» Tarefas propostas
A - Verta para o inglês esta frase do texto sobre esperança e política ambiental: "As coisas mudam — às vezes por força do tempo, às vezes pela coragem humana."
B - Prossiga a redação do texto sobre esperança e política ambiental, começando logo após a última frase apresentada.

» Trecho do texto
╭──
José Luiz Alquéres – Membro Titular do Instituto Histórico e Geográfico Brasileiro - IHGB
José Luiz Alquéres – Membro Titular do Instituto Histórico e Geográfico Brasileiro - IHGB

A esperança é sempre uma seta apontada para o futuro. Mesmo quando o presente se mostra exausto de sombras, ela insiste em filtrá-las, como se lembrasse que a História não pertence aos que desistem, mas aos que permanecem.


As coisas mudam — às vezes por força do tempo, às vezes pela coragem humana. Por isso, a esperança não é um adorno da alma, mas um trabalho cotidiano: exige ação, vigilância e a recusa obstinada de se render.


Há momentos, porém, em que o ato de renunciar à própria vida transforma-se, paradoxalmente, em um gesto político. Assim foi o suicídio de Stefan Zweig e de sua esposa, em 1942. À primeira vista, poderia ter parecido o desespero final de um humanista diante do colapso da civilização europeia. Mas o gesto, trágico e silencioso, ecoou como um trovão: despertou indignação, abalou consciências e denunciou ao mundo a ameaça iminente de extinção da cultura humanística alemã. Um alerta, não um sussurro. Um clamor, não um fim.


Vivemos hoje uma encruzilhada que, embora distinta, guarda algo desse mesmo dramatismo histórico. Enquanto, em Belém, durante a COP30, na vastidão amazônica, se discutiam caminhos para que o planeta alcance emissões líquidas zero até 2050, o Brasil assistia a decisões que caminham na direção contrária:


a abertura da Margem Equatorial à exploração de petróleo, ancorada no argumento infantil de que, “se todos fazem, também faremos” — como se o erro alheio pudesse absolver o nosso;• a flexibilização do licenciamento ambiental, um golpe contra uma das práticas preservacionistas mais sólidas do país; e• o Marco Temporal para demarcação de reservas indígenas, que transforma décadas de omissão estatal em benefício para grileiros e desmatadores.


Nenhum discurso oficial consegue desfazer a gravidade desses movimentos. E pior: eles não são sequer necessários. A agricultura brasileira, a produção energética e a mineração — todas elas — podem prosperar sem violar as fronteiras do bom senso. Há milhões de hectares de pastagens degradadas à espera de uso inteligente. Há campos maduros de petróleo — tidos como esgotados pela Petrobras — que, sob novos operadores, renascem com vigor inesperado. E há caminhos para uma mineração ambientalmente responsável, feita com as comunidades indígenas como parceiras e não como vítimas.
╰──
Parte de um arquivo de dados:
╭──
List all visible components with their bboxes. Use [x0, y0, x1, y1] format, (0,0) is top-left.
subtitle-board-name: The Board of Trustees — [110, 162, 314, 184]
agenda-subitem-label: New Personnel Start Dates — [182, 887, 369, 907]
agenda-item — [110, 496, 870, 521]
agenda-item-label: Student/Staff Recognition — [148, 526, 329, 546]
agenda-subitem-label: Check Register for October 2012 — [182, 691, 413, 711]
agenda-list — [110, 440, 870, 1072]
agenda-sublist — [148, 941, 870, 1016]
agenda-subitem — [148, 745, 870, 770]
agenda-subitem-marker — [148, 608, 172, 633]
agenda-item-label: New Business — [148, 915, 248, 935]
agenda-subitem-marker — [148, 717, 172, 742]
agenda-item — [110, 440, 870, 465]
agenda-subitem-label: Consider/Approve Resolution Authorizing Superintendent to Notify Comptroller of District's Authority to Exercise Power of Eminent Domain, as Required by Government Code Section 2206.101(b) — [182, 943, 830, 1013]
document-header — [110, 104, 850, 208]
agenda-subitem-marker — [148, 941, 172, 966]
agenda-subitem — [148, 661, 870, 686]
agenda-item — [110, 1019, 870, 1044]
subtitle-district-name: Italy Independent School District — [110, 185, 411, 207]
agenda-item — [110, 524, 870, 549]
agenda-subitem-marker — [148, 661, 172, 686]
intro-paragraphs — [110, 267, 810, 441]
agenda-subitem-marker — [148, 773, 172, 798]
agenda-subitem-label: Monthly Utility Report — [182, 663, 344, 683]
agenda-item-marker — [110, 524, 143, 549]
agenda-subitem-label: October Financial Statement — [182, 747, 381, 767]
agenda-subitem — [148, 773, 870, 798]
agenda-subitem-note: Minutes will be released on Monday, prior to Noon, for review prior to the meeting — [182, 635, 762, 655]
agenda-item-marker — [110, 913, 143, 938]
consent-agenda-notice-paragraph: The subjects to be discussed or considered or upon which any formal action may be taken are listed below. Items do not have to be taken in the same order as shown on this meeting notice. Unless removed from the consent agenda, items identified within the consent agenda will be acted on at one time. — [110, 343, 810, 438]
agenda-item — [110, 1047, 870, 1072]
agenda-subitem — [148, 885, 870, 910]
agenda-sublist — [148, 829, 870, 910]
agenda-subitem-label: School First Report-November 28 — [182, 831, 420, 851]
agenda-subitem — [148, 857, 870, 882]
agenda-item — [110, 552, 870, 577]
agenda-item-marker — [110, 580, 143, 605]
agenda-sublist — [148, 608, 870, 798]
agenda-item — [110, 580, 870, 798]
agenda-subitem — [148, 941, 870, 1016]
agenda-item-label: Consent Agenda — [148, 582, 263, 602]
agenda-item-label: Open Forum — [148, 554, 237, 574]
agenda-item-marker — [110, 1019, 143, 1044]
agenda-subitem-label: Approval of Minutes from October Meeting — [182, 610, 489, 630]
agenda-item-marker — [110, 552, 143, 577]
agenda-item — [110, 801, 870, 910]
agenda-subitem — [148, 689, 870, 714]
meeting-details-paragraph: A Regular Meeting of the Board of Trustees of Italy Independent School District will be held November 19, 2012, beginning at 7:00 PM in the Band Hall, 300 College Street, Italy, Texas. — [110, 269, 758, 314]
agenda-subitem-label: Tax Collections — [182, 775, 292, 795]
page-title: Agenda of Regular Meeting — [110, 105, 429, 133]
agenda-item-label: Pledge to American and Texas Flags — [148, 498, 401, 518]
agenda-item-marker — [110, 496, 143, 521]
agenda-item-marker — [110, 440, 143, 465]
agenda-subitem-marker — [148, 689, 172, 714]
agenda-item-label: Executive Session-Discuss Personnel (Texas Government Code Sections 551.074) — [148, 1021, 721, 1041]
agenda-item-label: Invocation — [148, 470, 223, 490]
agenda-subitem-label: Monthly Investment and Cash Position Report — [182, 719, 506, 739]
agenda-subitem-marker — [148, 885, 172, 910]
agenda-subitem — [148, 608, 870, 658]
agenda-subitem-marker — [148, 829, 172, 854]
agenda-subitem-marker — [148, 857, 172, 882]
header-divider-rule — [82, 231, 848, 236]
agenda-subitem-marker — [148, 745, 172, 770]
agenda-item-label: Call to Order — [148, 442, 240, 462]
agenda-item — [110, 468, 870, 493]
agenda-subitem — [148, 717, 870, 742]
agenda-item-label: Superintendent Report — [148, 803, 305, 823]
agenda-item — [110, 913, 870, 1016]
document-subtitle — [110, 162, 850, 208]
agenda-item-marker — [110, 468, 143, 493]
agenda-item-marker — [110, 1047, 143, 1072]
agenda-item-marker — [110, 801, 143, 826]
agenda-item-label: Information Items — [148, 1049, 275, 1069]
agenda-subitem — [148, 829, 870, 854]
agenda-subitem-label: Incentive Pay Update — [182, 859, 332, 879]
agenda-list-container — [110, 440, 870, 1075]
╰──
» Respostas por tarefa
A - Things change — sometimes through the force of time, sometimes through human courage.

B -
Por isso, mesmo diante de retrocessos tão evidentes, não nos é dado o direito de entregar os pontos. Nossa responsabilidade não termina na soleira do presente: ela se projeta sobre as gerações futuras, que herdarão o mundo que construímos — ou que destruímos.


A História, afinal, nunca foi escrita pelos que se acovardam. Churchill atravessou a escuridão da Segunda Guerra com a fé inabalável de que a liberdade prevaleceria. Margaret Thatcher enfrentou interesses seculares para atualizar a economia inglesa. Adenauer, humilhado pelos vencedores da guerra, reconstruiu a Alemanha como potência industrial. Mandela saiu da prisão para reconciliar um país que tinha tudo para explodir em ódio. E o Japão, que viu uma tradição milenar de endeusamento do Imperador ser esmagada, levantou-se para se tornar, em poucas décadas, um dos pilares do Pacífico.


Nada disso aconteceu rapidamente. Nada se construiu sem sofrimento, paciência e trabalho. Mas o resultado — sempre — compensou o sacrifício: devolveu dignidade, estabilidade e, sobretudo, esperança aos seus povos.


Esperança: não apenas virtude da fé cristã, mas também instrumento político. É ela que deve ser insuflada nos momentos em que o país parece perder o rumo. Seu trabalho é lento, às vezes invisível, mas é também o mais necessário.


À sociedade civil, às instituições culturais, às lideranças verdadeiras — não às transitórias — cabe a tarefa de reacender essa chama. E fazê-lo apesar dos obstáculos, apesar da imprudência dos que governam, apesar da miopia dos que detêm o poder.


Porque, no fim, a esperança é menos um sentimento e mais uma decisão. E é dessa decisão que depende o Brasil que deixaremos para amanhã.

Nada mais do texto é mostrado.